TASK DIRECTIONS
Locate every line in the records below that holds the word "границах" and return each one.

>>>>

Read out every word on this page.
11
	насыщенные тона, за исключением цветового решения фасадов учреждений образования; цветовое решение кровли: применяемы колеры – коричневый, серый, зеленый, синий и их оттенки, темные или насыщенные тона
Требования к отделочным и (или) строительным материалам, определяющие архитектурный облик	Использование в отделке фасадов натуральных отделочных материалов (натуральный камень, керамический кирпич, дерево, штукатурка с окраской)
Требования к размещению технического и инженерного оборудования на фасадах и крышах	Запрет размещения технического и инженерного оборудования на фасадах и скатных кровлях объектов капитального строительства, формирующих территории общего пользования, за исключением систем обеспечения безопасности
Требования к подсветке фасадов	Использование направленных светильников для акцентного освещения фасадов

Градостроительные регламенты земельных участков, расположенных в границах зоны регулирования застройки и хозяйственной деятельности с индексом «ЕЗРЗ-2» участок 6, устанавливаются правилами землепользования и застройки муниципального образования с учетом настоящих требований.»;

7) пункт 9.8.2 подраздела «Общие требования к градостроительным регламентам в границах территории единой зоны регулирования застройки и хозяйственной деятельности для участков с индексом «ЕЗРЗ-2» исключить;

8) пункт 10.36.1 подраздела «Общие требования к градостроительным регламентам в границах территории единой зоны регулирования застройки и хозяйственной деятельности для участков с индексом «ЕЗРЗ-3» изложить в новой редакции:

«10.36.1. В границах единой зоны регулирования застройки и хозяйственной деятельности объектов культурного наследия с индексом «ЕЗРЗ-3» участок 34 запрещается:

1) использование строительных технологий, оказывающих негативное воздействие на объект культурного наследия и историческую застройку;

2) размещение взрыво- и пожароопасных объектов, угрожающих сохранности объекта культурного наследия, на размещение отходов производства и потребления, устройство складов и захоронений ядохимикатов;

<<<<

RESULT FOR THIS TASK
Градостроительные регламенты земельных участков, расположенных в границах зоны регулирования застройки и хозяйственной деятельности с индексом «ЕЗРЗ-2» участок 6, устанавливаются правилами землепользования и застройки муниципального образования с учетом настоящих требований.»;
7) пункт 9.8.2 подраздела «Общие требования к градостроительным регламентам в границах территории единой зоны регулирования застройки и хозяйственной деятельности для участков с индексом «ЕЗРЗ-2» исключить;
8) пункт 10.36.1 подраздела «Общие требования к градостроительным регламентам в границах территории единой зоны регулирования застройки и хозяйственной деятельности для участков с индексом «ЕЗРЗ-3» изложить в новой редакции:
«10.36.1. В границах единой зоны регулирования застройки и хозяйственной деятельности объектов культурного наследия с индексом «ЕЗРЗ-3» участок 34 запрещается:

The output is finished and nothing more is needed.